AIM OF THE EXERCISE:
Return each line holding the string "n保育園".

========================

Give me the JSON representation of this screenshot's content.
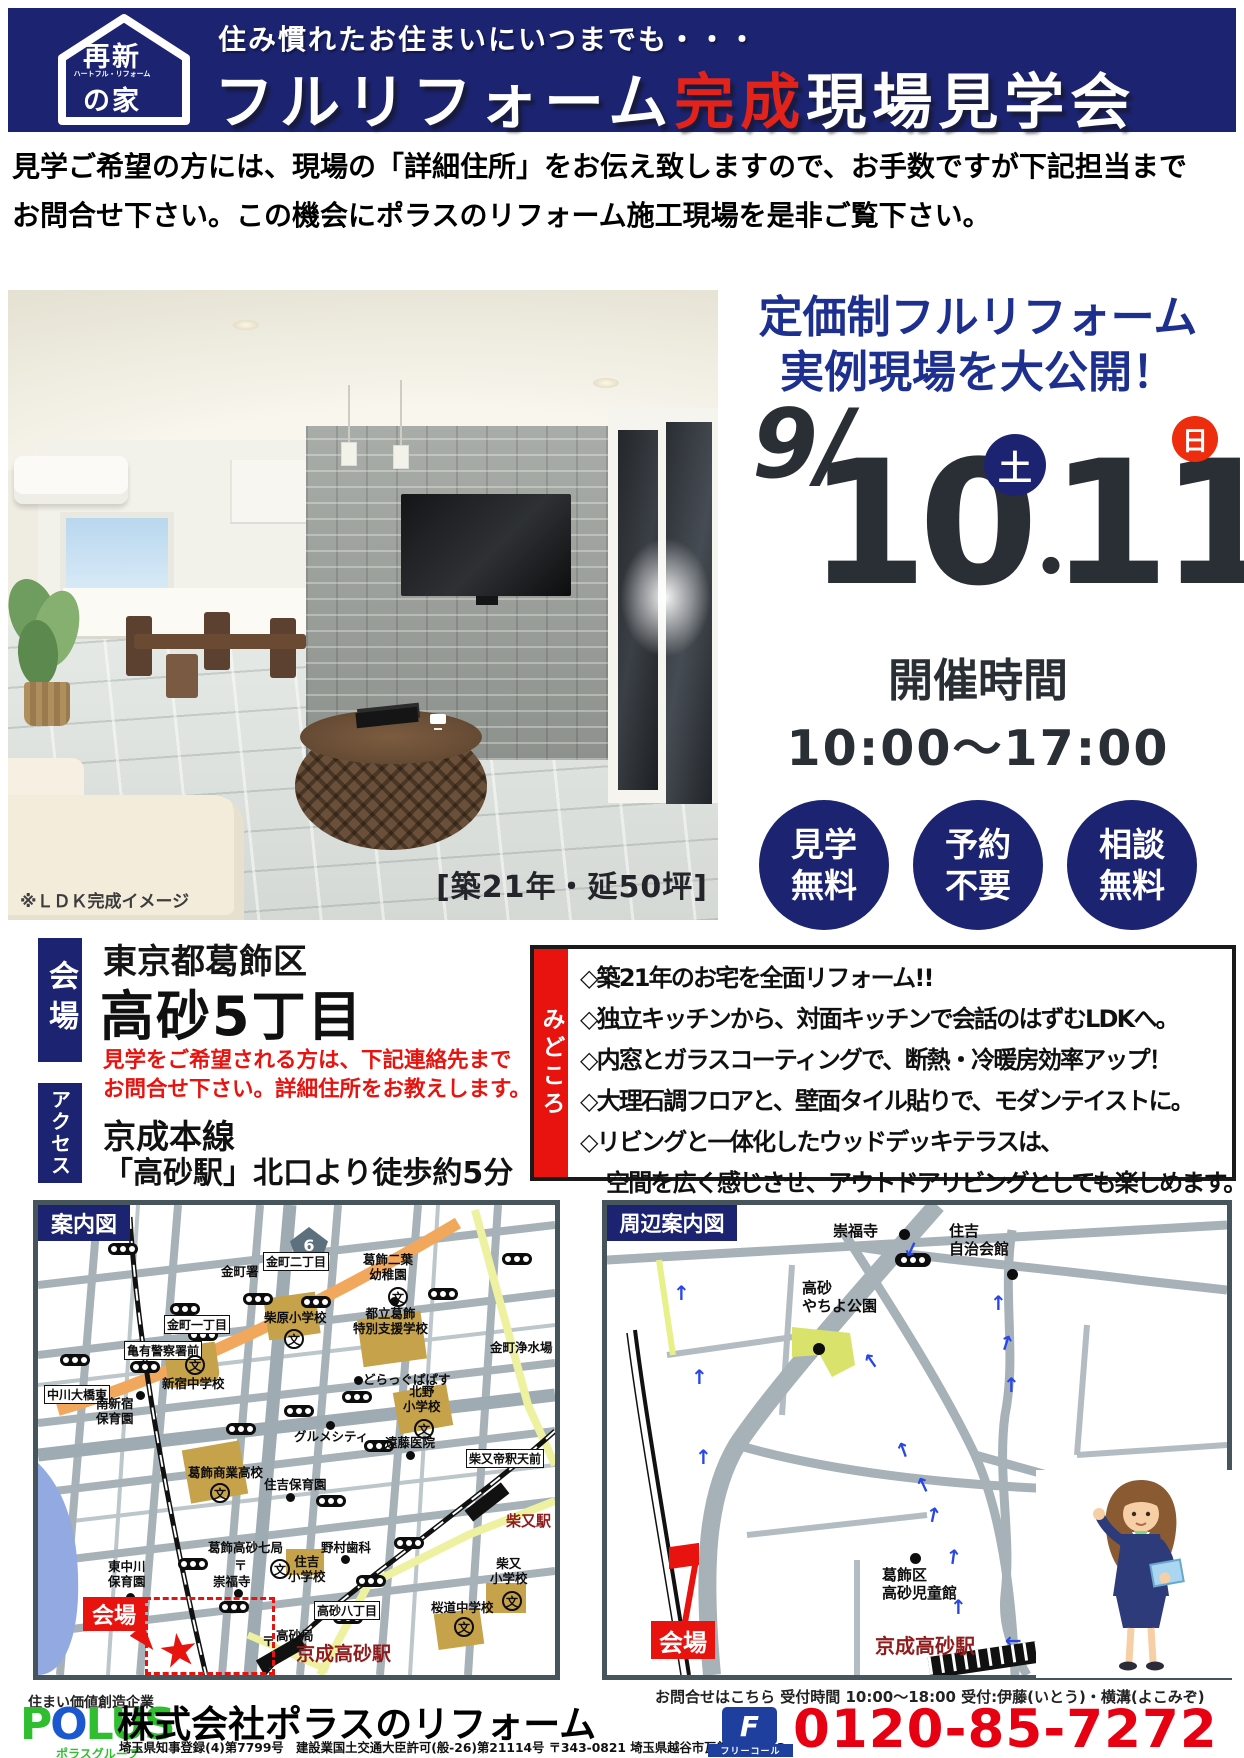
{
  "header": {
    "logo_top": "再新",
    "logo_mid": "ハートフル・リフォーム",
    "logo_bottom": "の家",
    "subtitle": "住み慣れたお住まいにいつまでも・・・",
    "title_pre": "フルリフォーム",
    "title_accent": "完成",
    "title_post": "現場見学会"
  },
  "intro": {
    "line1": "見学ご希望の方には、現場の「詳細住所」をお伝え致しますので、お手数ですが下記担当まで",
    "line2": "お問合せ下さい。この機会にポラスのリフォーム施工現場を是非ご覧下さい。"
  },
  "photo": {
    "caption": "※ＬＤＫ完成イメージ",
    "spec": "[築21年・延50坪]"
  },
  "promo": {
    "headline1": "定価制フルリフォーム",
    "headline2": "実例現場を大公開！",
    "month_day": "9/",
    "day1": "10",
    "day1_dow": "土",
    "dot": "・",
    "day2": "11",
    "day2_dow": "日",
    "hours_title": "開催時間",
    "hours": "10:00～17:00",
    "badge1_top": "見学",
    "badge1_bottom": "無料",
    "badge2_top": "予約",
    "badge2_bottom": "不要",
    "badge3_top": "相談",
    "badge3_bottom": "無料"
  },
  "venue": {
    "label": "会場",
    "city": "東京都葛飾区",
    "town": "高砂5丁目",
    "note1": "見学をご希望される方は、下記連絡先まで",
    "note2": "お問合せ下さい。詳細住所をお教えします。",
    "access_label": "アクセス",
    "access_line1": "京成本線",
    "access_line2": "「高砂駅」北口より徒歩約5分"
  },
  "highlights": {
    "label": "みどころ",
    "item1": "◇築21年のお宅を全面リフォーム!!",
    "item2": "◇独立キッチンから、対面キッチンで会話のはずむLDKへ。",
    "item3": "◇内窓とガラスコーティングで、断熱・冷暖房効率アップ！",
    "item4": "◇大理石調フロアと、壁面タイル貼りで、モダンテイストに。",
    "item5a": "◇リビングと一体化したウッドデッキテラスは、",
    "item5b": "空間を広く感じさせ、アウトドアリビングとしても楽しめます。"
  },
  "map_left": {
    "title": "案内図",
    "route_number": "6",
    "labels": {
      "kanamachi_nichome": "金町二丁目",
      "futaba_kindergarten": "葛飾二葉\n幼稚園",
      "kanamachi_sho": "金町署",
      "kanamachi_itchome": "金町一丁目",
      "kameari_police": "亀有警察署前",
      "shibahara_es": "柴原小学校",
      "katsushika_school": "都立葛飾\n特別支援学校",
      "josuijo": "金町浄水場",
      "shinjuku_jhs": "新宿中学校",
      "drugstore": "どらっぐぱぱす",
      "kitano_es": "北野\n小学校",
      "nakagawa_ohashi": "中川大橋東",
      "minami_hoikuen": "南新宿\n保育園",
      "gourmet_city": "グルメシティ",
      "endo_clinic": "遠藤医院",
      "taishakuten": "柴又帝釈天前",
      "shogyo_hs": "葛飾商業高校",
      "sumiyoshi_hoikuen": "住吉保育園",
      "shibamata_sta": "柴又駅",
      "takasago_post7": "葛飾高砂七局",
      "nomura_dental": "野村歯科",
      "sumiyoshi_es": "住吉\n小学校",
      "higashinakagawa_hoikuen": "東中川\n保育園",
      "sofukuji": "崇福寺",
      "venue": "会場",
      "takasago_hatchome": "高砂八丁目",
      "sakuramichi_jhs": "桜道中学校",
      "takasago_post": "高砂局",
      "keisei_takasago_sta": "京成高砂駅",
      "shibamata_es": "柴又\n小学校"
    }
  },
  "map_right": {
    "title": "周辺案内図",
    "labels": {
      "sofukuji": "崇福寺",
      "sumiyoshi_hall": "住吉\n自治会館",
      "yachiyo_park": "高砂\nやちよ公園",
      "jidokan": "葛飾区\n高砂児童館",
      "venue": "会場",
      "keisei_takasago_sta": "京成高砂駅"
    }
  },
  "symbols": {
    "school": "文",
    "post": "〒",
    "star": "★",
    "arrow": "↑"
  },
  "footer": {
    "tagline": "住まい価値創造企業",
    "logo_part1": "P",
    "logo_part2": "O",
    "logo_part3": "LUS",
    "logo_sub": "ポラスグループ",
    "company": "株式会社ポラスのリフォーム",
    "license": "埼玉県知事登録(4)第7799号　建設業国土交通大臣許可(般-26)第21114号 〒343-0821 埼玉県越谷市瓦曽根3-8-43",
    "contact": "お問合せはこちら 受付時間 10:00～18:00 受付:伊藤(いとう)・横溝(よこみぞ)",
    "freecall_mark": "F",
    "freecall_label": "フリーコール",
    "phone": "0120-85-7272"
  },
  "colors": {
    "navy": "#1c2472",
    "accent_red": "#e8130e",
    "phone_red": "#e60012",
    "station_dark_red": "#8e1c1c"
  }
}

========================

RIGHT ANSWER:
      "minami_hoikuen": "南新宿\n保育園",
      "higashinakagawa_hoikuen": "東中川\n保育園",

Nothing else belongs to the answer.